(A block of data)
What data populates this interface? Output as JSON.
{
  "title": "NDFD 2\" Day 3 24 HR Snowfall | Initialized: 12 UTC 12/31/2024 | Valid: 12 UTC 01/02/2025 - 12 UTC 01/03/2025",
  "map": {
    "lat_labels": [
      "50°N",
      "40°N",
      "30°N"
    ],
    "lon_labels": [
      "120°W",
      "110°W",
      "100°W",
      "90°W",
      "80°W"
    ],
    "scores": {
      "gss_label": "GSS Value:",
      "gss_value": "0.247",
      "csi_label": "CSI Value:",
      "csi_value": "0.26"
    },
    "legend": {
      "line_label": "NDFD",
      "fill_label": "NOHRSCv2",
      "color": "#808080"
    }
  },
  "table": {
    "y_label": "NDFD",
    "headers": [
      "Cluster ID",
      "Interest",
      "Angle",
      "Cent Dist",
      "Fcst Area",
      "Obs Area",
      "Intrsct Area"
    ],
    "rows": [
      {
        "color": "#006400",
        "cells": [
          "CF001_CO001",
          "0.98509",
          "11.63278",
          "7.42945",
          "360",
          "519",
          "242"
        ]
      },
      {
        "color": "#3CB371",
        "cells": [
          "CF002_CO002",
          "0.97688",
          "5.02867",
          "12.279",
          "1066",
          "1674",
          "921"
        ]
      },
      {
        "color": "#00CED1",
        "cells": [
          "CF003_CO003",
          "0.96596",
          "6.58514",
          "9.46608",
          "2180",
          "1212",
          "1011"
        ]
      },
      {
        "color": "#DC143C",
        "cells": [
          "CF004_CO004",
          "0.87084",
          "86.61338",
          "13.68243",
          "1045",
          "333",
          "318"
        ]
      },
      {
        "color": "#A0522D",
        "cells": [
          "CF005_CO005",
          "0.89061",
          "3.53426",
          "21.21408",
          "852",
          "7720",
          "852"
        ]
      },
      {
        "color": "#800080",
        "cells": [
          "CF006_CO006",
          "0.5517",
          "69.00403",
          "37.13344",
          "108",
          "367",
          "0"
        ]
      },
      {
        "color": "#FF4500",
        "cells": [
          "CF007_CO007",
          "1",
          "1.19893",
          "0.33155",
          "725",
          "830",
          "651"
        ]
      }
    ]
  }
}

_Work to do:_ Return each line that includes "NDFD".

_Task output:_
  "title": "NDFD 2\" Day 3 24 HR Snowfall | Initialized: 12 UTC 12/31/2024 | Valid: 12 UTC 01/02/2025 - 12 UTC 01/03/2025",
      "line_label": "NDFD",
    "y_label": "NDFD",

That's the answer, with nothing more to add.